Short task. Find and copy lines holding "color".

Exercise material.

■ ■ ■

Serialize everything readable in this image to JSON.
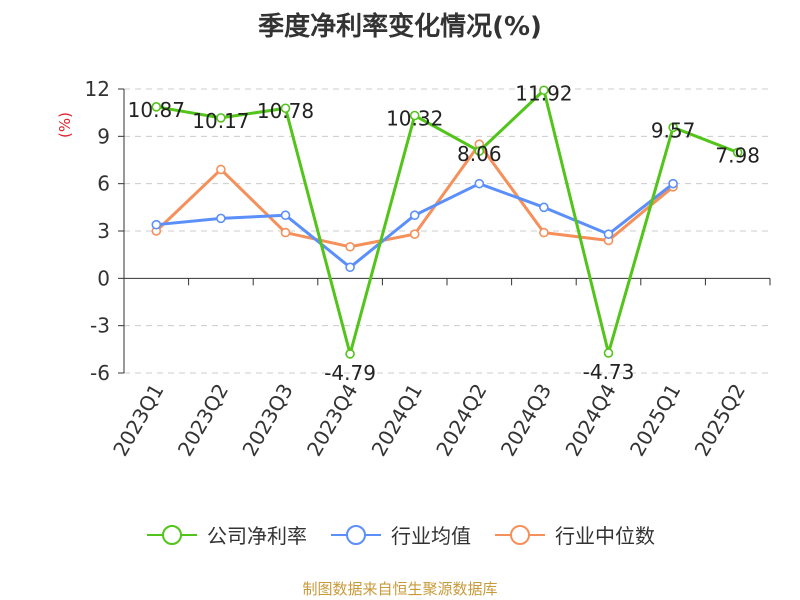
{
  "chart_data": {
    "type": "line",
    "title": "季度净利率变化情况(%)",
    "ylabel": "(%)",
    "xlabel": "",
    "categories": [
      "2023Q1",
      "2023Q2",
      "2023Q3",
      "2023Q4",
      "2024Q1",
      "2024Q2",
      "2024Q3",
      "2024Q4",
      "2025Q1",
      "2025Q2"
    ],
    "ylim": [
      -6,
      12
    ],
    "yticks": [
      12,
      9,
      6,
      3,
      0,
      -3,
      -6
    ],
    "ytick_labels": [
      "12",
      "9",
      "6",
      "3",
      "0",
      "-3",
      "-6"
    ],
    "grid": true,
    "legend_position": "bottom",
    "series": [
      {
        "name": "公司净利率",
        "color": "#52c41a",
        "values": [
          10.87,
          10.17,
          10.78,
          -4.79,
          10.32,
          8.06,
          11.92,
          -4.73,
          9.57,
          7.98
        ],
        "data_labels": [
          "10.87",
          "10.17",
          "10.78",
          "-4.79",
          "10.32",
          "8.06",
          "11.92",
          "-4.73",
          "9.57",
          "7.98"
        ]
      },
      {
        "name": "行业均值",
        "color": "#5b8ff9",
        "values": [
          3.4,
          3.8,
          4.0,
          0.7,
          4.0,
          6.0,
          4.5,
          2.8,
          6.0,
          null
        ]
      },
      {
        "name": "行业中位数",
        "color": "#f6905a",
        "values": [
          3.0,
          6.9,
          2.9,
          2.0,
          2.8,
          8.5,
          2.9,
          2.4,
          5.8,
          null
        ]
      }
    ],
    "source": "制图数据来自恒生聚源数据库"
  }
}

■ ■ ■

Output of the exercise.
        "color": "#52c41a",
        "color": "#5b8ff9",
        "color": "#f6905a",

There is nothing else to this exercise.